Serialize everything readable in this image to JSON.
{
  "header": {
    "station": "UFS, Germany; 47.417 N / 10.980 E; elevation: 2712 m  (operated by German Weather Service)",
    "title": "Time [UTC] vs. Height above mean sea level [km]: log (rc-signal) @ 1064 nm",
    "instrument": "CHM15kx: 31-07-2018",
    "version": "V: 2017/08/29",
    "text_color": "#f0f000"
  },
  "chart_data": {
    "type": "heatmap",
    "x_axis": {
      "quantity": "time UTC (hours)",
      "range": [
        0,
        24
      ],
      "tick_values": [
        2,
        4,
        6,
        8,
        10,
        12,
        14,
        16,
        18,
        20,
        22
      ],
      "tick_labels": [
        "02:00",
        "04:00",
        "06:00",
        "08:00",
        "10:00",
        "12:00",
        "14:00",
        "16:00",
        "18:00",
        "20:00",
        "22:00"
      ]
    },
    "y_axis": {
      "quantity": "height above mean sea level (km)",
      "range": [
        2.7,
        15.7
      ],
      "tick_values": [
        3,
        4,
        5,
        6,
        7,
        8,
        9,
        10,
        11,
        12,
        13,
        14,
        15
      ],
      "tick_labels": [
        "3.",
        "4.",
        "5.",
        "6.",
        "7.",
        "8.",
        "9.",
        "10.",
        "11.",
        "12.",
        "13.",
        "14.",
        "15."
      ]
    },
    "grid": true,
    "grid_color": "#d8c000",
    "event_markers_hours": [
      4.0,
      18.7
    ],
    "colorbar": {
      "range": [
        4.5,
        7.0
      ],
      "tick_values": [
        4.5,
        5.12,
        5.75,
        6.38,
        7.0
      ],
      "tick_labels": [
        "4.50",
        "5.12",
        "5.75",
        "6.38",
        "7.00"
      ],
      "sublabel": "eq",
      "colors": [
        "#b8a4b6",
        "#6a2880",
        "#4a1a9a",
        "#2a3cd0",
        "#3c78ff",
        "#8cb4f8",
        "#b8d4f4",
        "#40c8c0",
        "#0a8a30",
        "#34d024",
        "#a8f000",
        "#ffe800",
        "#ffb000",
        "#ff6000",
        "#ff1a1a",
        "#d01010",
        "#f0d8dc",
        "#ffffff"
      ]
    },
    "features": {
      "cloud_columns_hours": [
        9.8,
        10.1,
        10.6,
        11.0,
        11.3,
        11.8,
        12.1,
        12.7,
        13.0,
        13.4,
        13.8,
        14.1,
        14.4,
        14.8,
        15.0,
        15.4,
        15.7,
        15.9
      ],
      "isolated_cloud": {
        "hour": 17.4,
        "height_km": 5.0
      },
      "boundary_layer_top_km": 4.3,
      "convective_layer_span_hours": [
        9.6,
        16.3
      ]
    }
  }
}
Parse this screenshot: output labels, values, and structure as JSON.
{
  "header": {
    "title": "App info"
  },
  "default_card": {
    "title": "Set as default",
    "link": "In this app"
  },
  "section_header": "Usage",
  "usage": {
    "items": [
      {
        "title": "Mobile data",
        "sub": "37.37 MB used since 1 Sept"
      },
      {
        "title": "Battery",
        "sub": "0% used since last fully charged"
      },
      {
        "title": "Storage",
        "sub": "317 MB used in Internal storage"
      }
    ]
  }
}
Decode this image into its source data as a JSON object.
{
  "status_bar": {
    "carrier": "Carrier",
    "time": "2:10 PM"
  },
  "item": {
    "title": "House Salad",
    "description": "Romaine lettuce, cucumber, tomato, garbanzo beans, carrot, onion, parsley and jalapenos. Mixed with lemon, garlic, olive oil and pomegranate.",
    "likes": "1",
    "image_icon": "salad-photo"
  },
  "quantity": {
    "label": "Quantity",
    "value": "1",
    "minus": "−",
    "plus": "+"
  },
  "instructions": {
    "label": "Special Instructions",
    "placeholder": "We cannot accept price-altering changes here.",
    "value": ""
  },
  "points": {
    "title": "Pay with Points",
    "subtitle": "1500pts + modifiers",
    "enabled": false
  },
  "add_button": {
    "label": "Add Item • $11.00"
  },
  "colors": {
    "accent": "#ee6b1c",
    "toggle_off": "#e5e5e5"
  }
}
* * *
▶ _Exercise_:
Copy exactly, word for word, the line with "Decode this image" through the final line of the listing.

▶ _Exercise result_:
Decode this image into its source data as a JSON object.
{
  "status_bar": {
    "carrier": "Carrier",
    "time": "2:10 PM"
  },
  "item": {
    "title": "House Salad",
    "description": "Romaine lettuce, cucumber, tomato, garbanzo beans, carrot, onion, parsley and jalapenos. Mixed with lemon, garlic, olive oil and pomegranate.",
    "likes": "1",
    "image_icon": "salad-photo"
  },
  "quantity": {
    "label": "Quantity",
    "value": "1",
    "minus": "−",
    "plus": "+"
  },
  "instructions": {
    "label": "Special Instructions",
    "placeholder": "We cannot accept price-altering changes here.",
    "value": ""
  },
  "points": {
    "title": "Pay with Points",
    "subtitle": "1500pts + modifiers",
    "enabled": false
  },
  "add_button": {
    "label": "Add Item • $11.00"
  },
  "colors": {
    "accent": "#ee6b1c",
    "toggle_off": "#e5e5e5"
  }
}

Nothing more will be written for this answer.